* Begin Supplied data *

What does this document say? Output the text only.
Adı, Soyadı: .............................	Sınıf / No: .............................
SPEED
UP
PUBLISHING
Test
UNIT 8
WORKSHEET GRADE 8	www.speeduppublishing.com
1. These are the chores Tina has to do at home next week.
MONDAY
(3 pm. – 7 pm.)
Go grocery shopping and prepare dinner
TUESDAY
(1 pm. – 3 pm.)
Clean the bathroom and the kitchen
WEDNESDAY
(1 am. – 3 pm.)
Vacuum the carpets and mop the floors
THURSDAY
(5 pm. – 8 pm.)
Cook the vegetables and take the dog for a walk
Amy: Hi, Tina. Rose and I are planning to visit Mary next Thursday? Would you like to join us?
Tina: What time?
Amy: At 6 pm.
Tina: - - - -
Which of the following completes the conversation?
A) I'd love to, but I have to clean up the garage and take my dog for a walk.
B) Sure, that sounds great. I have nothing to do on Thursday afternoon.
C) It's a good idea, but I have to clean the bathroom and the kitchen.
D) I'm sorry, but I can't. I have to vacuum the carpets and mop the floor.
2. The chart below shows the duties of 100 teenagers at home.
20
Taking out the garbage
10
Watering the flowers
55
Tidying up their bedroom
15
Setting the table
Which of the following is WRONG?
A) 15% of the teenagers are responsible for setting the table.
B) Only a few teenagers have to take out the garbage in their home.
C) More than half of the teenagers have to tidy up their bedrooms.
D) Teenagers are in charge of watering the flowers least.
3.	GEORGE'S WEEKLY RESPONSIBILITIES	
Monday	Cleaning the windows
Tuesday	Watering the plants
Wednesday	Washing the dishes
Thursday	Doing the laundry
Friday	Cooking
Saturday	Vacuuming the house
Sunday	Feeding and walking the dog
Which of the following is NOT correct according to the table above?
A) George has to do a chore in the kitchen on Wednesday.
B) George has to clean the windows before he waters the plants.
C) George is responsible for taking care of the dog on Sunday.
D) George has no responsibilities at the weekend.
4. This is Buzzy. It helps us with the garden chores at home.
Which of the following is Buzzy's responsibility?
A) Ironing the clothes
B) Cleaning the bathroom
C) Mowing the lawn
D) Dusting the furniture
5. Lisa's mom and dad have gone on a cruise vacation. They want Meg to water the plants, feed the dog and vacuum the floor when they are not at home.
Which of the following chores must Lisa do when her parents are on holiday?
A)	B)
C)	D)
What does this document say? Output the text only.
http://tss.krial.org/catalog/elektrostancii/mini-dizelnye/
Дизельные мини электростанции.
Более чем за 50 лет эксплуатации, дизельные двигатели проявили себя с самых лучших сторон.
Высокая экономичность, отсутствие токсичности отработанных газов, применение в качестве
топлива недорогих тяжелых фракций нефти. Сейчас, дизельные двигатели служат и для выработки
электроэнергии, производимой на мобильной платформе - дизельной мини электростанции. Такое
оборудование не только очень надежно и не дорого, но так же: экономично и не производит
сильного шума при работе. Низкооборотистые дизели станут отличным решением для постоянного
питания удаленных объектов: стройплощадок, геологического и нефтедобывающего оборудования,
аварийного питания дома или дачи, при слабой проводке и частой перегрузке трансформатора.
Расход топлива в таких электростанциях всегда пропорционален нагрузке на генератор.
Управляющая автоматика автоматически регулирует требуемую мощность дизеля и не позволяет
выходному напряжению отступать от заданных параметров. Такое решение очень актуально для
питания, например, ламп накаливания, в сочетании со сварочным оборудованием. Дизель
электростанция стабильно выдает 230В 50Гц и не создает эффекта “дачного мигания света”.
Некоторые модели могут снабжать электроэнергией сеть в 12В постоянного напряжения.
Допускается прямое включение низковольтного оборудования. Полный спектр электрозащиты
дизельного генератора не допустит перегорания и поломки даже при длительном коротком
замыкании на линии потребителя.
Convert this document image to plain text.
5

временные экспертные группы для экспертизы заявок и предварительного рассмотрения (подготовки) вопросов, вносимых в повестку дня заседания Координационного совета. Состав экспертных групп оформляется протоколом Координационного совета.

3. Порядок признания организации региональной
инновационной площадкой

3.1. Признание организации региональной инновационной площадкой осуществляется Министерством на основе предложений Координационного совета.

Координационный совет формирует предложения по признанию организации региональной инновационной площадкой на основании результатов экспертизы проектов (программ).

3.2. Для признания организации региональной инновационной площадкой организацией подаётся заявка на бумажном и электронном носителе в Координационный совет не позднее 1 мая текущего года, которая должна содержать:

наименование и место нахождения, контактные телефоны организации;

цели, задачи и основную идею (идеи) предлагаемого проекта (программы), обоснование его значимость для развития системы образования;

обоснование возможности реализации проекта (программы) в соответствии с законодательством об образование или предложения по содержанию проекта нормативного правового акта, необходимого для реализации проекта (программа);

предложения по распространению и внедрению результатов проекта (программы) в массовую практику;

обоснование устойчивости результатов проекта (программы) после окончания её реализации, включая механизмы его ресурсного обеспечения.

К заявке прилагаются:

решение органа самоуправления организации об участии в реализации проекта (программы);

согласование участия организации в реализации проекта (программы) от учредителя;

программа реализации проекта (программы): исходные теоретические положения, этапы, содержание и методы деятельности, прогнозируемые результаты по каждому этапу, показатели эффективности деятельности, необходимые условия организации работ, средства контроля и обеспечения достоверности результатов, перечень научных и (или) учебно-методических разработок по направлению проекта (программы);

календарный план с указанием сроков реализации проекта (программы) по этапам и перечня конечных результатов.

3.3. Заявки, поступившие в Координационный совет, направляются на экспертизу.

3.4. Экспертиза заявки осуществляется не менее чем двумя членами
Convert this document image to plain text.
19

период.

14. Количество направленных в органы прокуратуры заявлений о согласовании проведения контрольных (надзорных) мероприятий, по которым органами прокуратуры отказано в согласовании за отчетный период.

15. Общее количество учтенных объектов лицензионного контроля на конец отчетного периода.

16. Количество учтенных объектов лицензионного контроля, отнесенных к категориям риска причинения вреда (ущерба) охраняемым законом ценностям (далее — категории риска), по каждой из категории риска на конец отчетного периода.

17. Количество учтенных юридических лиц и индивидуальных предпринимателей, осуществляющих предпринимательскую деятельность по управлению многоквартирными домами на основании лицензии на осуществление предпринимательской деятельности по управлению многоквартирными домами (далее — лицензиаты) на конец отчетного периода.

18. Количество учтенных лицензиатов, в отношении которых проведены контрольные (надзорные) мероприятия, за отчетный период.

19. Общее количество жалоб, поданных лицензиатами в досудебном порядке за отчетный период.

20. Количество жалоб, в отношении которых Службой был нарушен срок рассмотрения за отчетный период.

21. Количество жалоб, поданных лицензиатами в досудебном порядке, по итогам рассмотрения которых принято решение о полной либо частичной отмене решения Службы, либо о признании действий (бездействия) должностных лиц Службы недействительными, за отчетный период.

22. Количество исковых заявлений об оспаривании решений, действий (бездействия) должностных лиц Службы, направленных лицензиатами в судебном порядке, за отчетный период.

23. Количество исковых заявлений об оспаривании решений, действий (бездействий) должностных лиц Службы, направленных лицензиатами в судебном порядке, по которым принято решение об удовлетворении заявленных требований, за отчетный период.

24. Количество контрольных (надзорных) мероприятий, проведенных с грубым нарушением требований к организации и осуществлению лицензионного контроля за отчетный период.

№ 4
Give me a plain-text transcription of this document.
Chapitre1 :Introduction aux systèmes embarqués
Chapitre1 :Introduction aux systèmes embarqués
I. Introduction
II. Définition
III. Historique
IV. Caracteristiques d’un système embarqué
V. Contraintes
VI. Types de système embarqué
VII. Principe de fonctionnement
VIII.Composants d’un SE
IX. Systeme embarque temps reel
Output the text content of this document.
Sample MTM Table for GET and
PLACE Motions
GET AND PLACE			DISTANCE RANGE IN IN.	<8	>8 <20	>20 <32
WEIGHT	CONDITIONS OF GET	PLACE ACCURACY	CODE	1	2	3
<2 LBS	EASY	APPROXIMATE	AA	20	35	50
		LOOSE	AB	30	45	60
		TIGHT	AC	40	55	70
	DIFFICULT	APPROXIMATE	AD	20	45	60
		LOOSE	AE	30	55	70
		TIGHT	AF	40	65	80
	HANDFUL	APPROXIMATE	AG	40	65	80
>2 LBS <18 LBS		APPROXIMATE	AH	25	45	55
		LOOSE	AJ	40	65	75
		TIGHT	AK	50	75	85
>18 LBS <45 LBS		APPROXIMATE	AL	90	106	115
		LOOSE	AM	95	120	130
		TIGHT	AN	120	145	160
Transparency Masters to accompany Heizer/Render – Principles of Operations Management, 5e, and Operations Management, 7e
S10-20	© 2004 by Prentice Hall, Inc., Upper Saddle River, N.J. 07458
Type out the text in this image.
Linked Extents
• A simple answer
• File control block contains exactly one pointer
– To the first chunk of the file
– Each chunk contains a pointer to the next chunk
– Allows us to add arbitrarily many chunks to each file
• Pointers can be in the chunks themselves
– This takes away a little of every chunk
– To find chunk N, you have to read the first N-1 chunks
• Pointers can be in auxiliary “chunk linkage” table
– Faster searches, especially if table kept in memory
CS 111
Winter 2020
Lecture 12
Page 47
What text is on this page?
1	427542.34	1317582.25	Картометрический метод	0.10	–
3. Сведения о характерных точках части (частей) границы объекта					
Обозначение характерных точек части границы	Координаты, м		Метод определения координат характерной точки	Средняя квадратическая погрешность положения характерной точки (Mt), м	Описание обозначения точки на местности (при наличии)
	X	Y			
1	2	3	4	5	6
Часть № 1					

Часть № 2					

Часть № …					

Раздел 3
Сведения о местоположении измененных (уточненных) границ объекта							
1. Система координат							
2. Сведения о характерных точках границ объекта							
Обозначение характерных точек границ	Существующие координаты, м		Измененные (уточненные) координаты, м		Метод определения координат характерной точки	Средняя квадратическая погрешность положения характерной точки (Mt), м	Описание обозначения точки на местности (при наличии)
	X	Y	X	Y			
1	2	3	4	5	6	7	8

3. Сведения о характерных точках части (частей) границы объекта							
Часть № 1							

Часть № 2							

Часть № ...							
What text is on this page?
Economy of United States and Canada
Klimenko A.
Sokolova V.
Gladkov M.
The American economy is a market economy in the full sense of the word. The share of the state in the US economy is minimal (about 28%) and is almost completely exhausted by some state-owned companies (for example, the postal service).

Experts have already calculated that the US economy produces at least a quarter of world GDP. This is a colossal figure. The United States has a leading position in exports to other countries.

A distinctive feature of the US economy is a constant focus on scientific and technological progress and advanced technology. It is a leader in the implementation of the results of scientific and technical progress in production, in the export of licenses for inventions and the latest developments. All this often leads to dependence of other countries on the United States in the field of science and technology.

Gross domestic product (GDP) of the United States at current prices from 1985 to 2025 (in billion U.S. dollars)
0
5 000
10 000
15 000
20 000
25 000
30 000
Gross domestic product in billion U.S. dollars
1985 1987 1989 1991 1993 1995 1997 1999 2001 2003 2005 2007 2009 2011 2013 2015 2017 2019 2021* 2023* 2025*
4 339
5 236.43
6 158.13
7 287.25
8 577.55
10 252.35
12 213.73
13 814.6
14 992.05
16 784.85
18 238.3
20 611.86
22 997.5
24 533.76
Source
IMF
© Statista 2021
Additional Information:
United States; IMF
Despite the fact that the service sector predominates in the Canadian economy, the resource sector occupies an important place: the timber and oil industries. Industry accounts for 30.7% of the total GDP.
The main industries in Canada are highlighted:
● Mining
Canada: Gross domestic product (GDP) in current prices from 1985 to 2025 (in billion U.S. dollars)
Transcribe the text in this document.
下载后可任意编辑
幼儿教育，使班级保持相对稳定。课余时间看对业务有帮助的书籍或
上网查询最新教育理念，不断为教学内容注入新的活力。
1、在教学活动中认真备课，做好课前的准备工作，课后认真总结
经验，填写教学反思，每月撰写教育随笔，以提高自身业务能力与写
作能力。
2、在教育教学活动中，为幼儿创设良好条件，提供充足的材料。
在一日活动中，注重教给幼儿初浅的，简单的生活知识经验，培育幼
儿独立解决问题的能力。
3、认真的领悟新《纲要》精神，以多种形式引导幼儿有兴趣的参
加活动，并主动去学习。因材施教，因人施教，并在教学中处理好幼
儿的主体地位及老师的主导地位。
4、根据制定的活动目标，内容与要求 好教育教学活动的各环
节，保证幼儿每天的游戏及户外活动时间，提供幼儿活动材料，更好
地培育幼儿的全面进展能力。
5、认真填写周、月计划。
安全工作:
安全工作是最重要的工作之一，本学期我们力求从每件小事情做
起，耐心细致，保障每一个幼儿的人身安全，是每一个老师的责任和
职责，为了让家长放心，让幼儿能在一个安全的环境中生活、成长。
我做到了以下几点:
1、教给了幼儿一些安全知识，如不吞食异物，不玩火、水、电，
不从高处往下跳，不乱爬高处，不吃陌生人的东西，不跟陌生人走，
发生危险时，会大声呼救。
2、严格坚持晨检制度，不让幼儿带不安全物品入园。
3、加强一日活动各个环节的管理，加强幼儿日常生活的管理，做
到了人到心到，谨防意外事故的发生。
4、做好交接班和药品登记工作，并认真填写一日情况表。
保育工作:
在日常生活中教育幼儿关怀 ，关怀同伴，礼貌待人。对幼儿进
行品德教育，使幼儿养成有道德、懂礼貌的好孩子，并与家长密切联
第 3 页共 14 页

* End Supplied data *

- _Exercise details_:
Every line that holds the word "Такое" should be extracted.

- _Task answer_:
электроэнергии, производимой на мобильной платформе - дизельной мини электростанции. Такое
выходному напряжению отступать от заданных параметров. Такое решение очень актуально для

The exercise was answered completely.